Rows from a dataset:

-------

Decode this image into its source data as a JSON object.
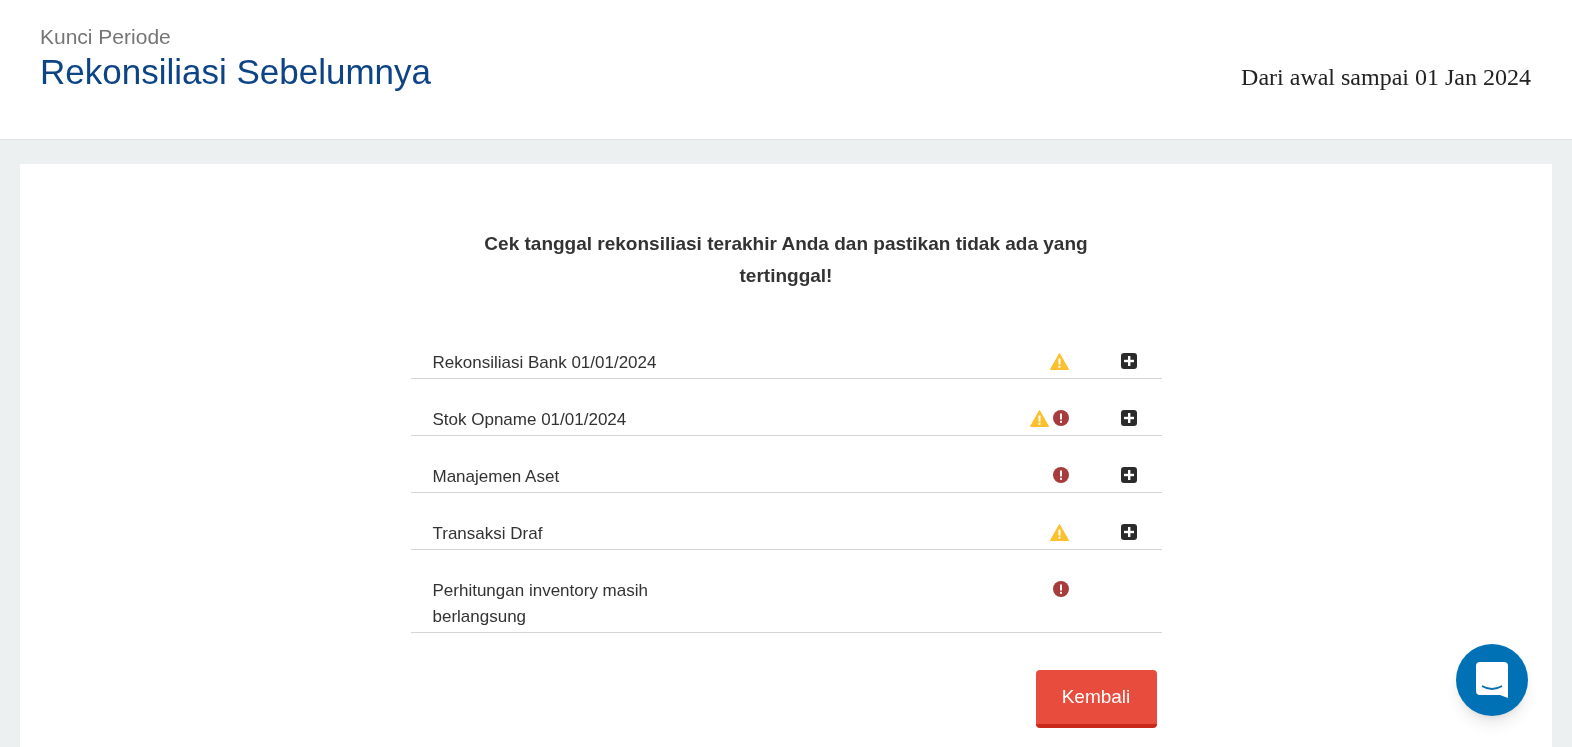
{
  "header": {
    "subtitle": "Kunci Periode",
    "title": "Rekonsiliasi Sebelumnya",
    "date_range": "Dari awal sampai 01 Jan 2024"
  },
  "message": "Cek tanggal rekonsiliasi terakhir Anda dan pastikan tidak ada yang tertinggal!",
  "items": [
    {
      "label": "Rekonsiliasi Bank 01/01/2024",
      "warning": true,
      "error": false,
      "expandable": true
    },
    {
      "label": "Stok Opname 01/01/2024",
      "warning": true,
      "error": true,
      "expandable": true
    },
    {
      "label": "Manajemen Aset",
      "warning": false,
      "error": true,
      "expandable": true
    },
    {
      "label": "Transaksi Draf",
      "warning": true,
      "error": false,
      "expandable": true
    },
    {
      "label": "Perhitungan inventory masih berlangsung",
      "warning": false,
      "error": true,
      "expandable": false
    }
  ],
  "back_button": "Kembali"
}
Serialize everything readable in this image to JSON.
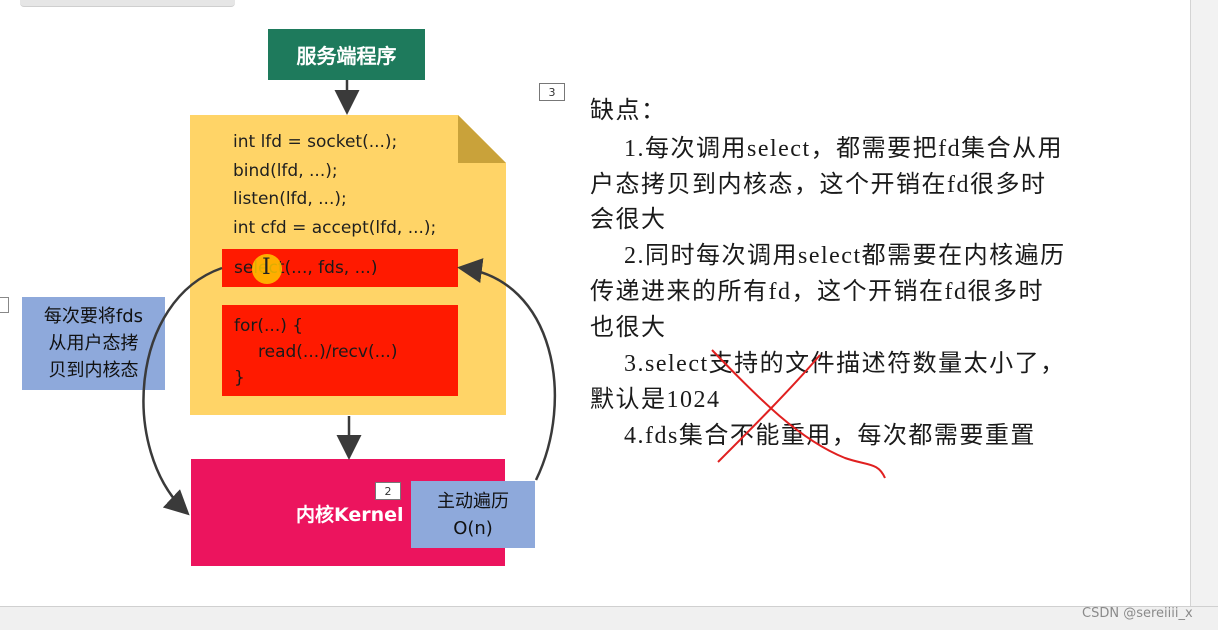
{
  "server": {
    "title": "服务端程序"
  },
  "code": {
    "lines": [
      "int lfd = socket(...);",
      "bind(lfd, ...);",
      "listen(lfd, ...);",
      "int cfd = accept(lfd, ...);"
    ],
    "select_call": "select(..., fds, ...)",
    "loop_lines": [
      "for(...) {",
      "read(...)/recv(...)",
      "}"
    ]
  },
  "kernel": {
    "label": "内核Kernel",
    "tag": "2"
  },
  "left_note": {
    "lines": [
      "每次要将fds",
      "从用户态拷",
      "贝到内核态"
    ]
  },
  "right_note": {
    "lines": [
      "主动遍历",
      "O(n)"
    ]
  },
  "notes": {
    "tag": "3",
    "title": "缺点：",
    "lines": [
      "1.每次调用select，都需要把fd集合从用",
      "户态拷贝到内核态，这个开销在fd很多时",
      "会很大",
      "2.同时每次调用select都需要在内核遍历",
      "传递进来的所有fd，这个开销在fd很多时",
      "也很大",
      "3.select支持的文件描述符数量太小了，",
      "默认是1024",
      "4.fds集合不能重用，每次都需要重置"
    ]
  },
  "watermark": "CSDN @sereiiii_x",
  "colors": {
    "server": "#1e7a5c",
    "doc": "#ffd467",
    "highlight": "#ff1a00",
    "kernel": "#ec145e",
    "note": "#8ea9db",
    "annotation": "#e02020"
  }
}
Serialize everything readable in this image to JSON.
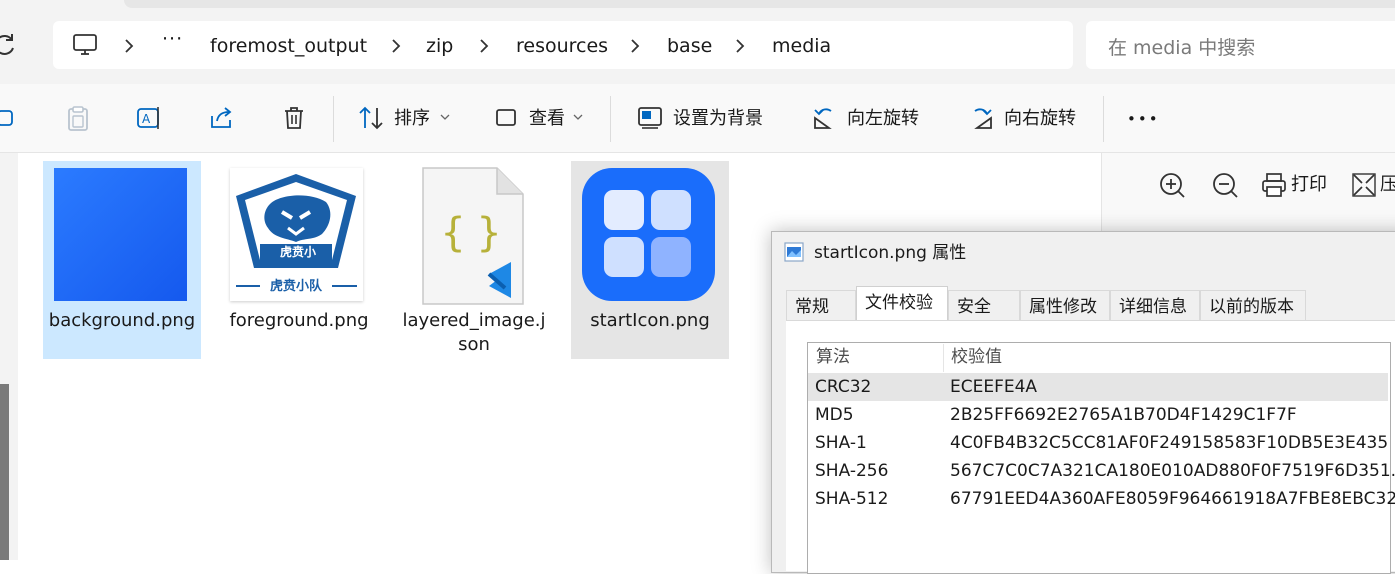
{
  "address": {
    "crumbs": [
      "foremost_output",
      "zip",
      "resources",
      "base",
      "media"
    ],
    "overflow": "···",
    "search_placeholder": "在 media 中搜索"
  },
  "toolbar": {
    "sort_label": "排序",
    "view_label": "查看",
    "set_background_label": "设置为背景",
    "rotate_left_label": "向左旋转",
    "rotate_right_label": "向右旋转",
    "more": "•••"
  },
  "files": [
    {
      "name": "background.png",
      "icon": "blue-gradient-image",
      "state": "selected"
    },
    {
      "name": "foreground.png",
      "icon": "tiger-team-logo",
      "logo_text": "虎贲小队",
      "state": "normal"
    },
    {
      "name": "layered_image.json",
      "icon": "json-file-icon",
      "state": "normal"
    },
    {
      "name": "startIcon.png",
      "icon": "app-grid-icon",
      "state": "hover"
    }
  ],
  "preview": {
    "print_label": "打印",
    "compress_label": "压"
  },
  "dialog": {
    "title": "startIcon.png 属性",
    "tabs": [
      "常规",
      "文件校验",
      "安全",
      "属性修改",
      "详细信息",
      "以前的版本"
    ],
    "active_tab": "文件校验",
    "columns": [
      "算法",
      "校验值"
    ],
    "rows": [
      {
        "algo": "CRC32",
        "value": "ECEEFE4A"
      },
      {
        "algo": "MD5",
        "value": "2B25FF6692E2765A1B70D4F1429C1F7F"
      },
      {
        "algo": "SHA-1",
        "value": "4C0FB4B32C5CC81AF0F249158583F10DB5E3E435"
      },
      {
        "algo": "SHA-256",
        "value": "567C7C0C7A321CA180E010AD880F0F7519F6D351..."
      },
      {
        "algo": "SHA-512",
        "value": "67791EED4A360AFE8059F964661918A7FBE8EBC32..."
      }
    ]
  },
  "colors": {
    "accent": "#0067c0",
    "selection": "#cce8ff",
    "app_icon_blue": "#1a6dfb"
  }
}
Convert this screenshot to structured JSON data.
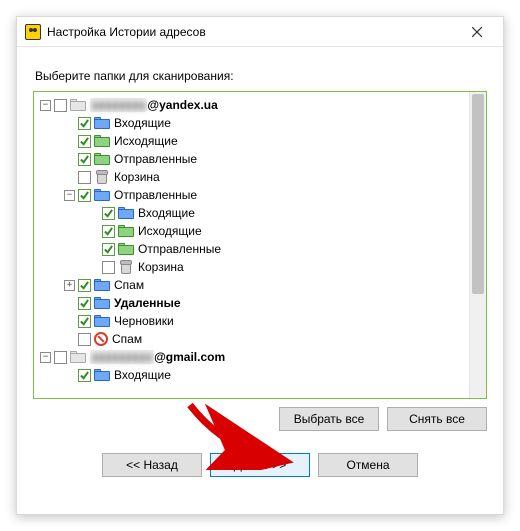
{
  "window": {
    "title": "Настройка Истории адресов"
  },
  "prompt": "Выберите папки для сканирования:",
  "accounts": [
    {
      "label_obscured": "xxxxxxxx",
      "label_domain": "@yandex.ua",
      "checked": false,
      "expanded": true,
      "folders": [
        {
          "label": "Входящие",
          "checked": true,
          "icon": "blue",
          "expanded": null
        },
        {
          "label": "Исходящие",
          "checked": true,
          "icon": "green",
          "expanded": null
        },
        {
          "label": "Отправленные",
          "checked": true,
          "icon": "green",
          "expanded": null
        },
        {
          "label": "Корзина",
          "checked": false,
          "icon": "trash",
          "expanded": null
        },
        {
          "label": "Отправленные",
          "checked": true,
          "icon": "blue",
          "expanded": true,
          "children": [
            {
              "label": "Входящие",
              "checked": true,
              "icon": "blue"
            },
            {
              "label": "Исходящие",
              "checked": true,
              "icon": "green"
            },
            {
              "label": "Отправленные",
              "checked": true,
              "icon": "green"
            },
            {
              "label": "Корзина",
              "checked": false,
              "icon": "trash"
            }
          ]
        },
        {
          "label": "Спам",
          "checked": true,
          "icon": "blue",
          "expanded": false
        },
        {
          "label": "Удаленные",
          "checked": true,
          "icon": "blue",
          "expanded": null,
          "bold": true
        },
        {
          "label": "Черновики",
          "checked": true,
          "icon": "blue",
          "expanded": null
        },
        {
          "label": "Спам",
          "checked": false,
          "icon": "spam",
          "expanded": null
        }
      ]
    },
    {
      "label_obscured": "xxxxxxxxx",
      "label_domain": "@gmail.com",
      "checked": false,
      "expanded": true,
      "folders": [
        {
          "label": "Входящие",
          "checked": true,
          "icon": "blue",
          "expanded": null
        }
      ]
    }
  ],
  "buttons": {
    "select_all": "Выбрать все",
    "deselect_all": "Снять все",
    "back": "<< Назад",
    "next": "Далее >>",
    "cancel": "Отмена"
  }
}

-------

§ WHAT THE TASK REQUIRES:
Using the records above, pull out each line where the word "media" occurs.

§ ANSWER TO THIS PROBLEM:
      "media"
    "search_placeholder": "在 media 中搜索"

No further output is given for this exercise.